- [THE REQUEST] Write each line out again exactly as written.

- [DATA SECTION]
——
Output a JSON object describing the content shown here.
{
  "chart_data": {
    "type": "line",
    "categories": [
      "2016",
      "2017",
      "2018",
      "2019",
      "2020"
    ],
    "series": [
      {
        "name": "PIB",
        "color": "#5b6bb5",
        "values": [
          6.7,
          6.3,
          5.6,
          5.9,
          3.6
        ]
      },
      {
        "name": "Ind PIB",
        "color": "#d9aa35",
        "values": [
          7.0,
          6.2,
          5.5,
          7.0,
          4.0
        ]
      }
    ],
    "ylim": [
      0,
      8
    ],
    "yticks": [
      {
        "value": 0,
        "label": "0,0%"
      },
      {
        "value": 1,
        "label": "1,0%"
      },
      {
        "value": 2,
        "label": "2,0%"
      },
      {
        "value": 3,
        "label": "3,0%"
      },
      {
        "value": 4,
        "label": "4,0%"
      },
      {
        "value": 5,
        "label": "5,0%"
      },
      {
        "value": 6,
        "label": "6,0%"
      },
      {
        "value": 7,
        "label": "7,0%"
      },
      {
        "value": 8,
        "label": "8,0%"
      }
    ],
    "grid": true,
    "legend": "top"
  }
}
——
- [WRITTEN SOLUTION]
Output a JSON object describing the content shown here.
{
  "chart_data": {
    "type": "line",
    "categories": [
      "2016",
      "2017",
      "2018",
      "2019",
      "2020"
    ],
    "series": [
      {
        "name": "PIB",
        "color": "#5b6bb5",
        "values": [
          6.7,
          6.3,
          5.6,
          5.9,
          3.6
        ]
      },
      {
        "name": "Ind PIB",
        "color": "#d9aa35",
        "values": [
          7.0,
          6.2,
          5.5,
          7.0,
          4.0
        ]
      }
    ],
    "ylim": [
      0,
      8
    ],
    "yticks": [
      {
        "value": 0,
        "label": "0,0%"
      },
      {
        "value": 1,
        "label": "1,0%"
      },
      {
        "value": 2,
        "label": "2,0%"
      },
      {
        "value": 3,
        "label": "3,0%"
      },
      {
        "value": 4,
        "label": "4,0%"
      },
      {
        "value": 5,
        "label": "5,0%"
      },
      {
        "value": 6,
        "label": "6,0%"
      },
      {
        "value": 7,
        "label": "7,0%"
      },
      {
        "value": 8,
        "label": "8,0%"
      }
    ],
    "grid": true,
    "legend": "top"
  }
}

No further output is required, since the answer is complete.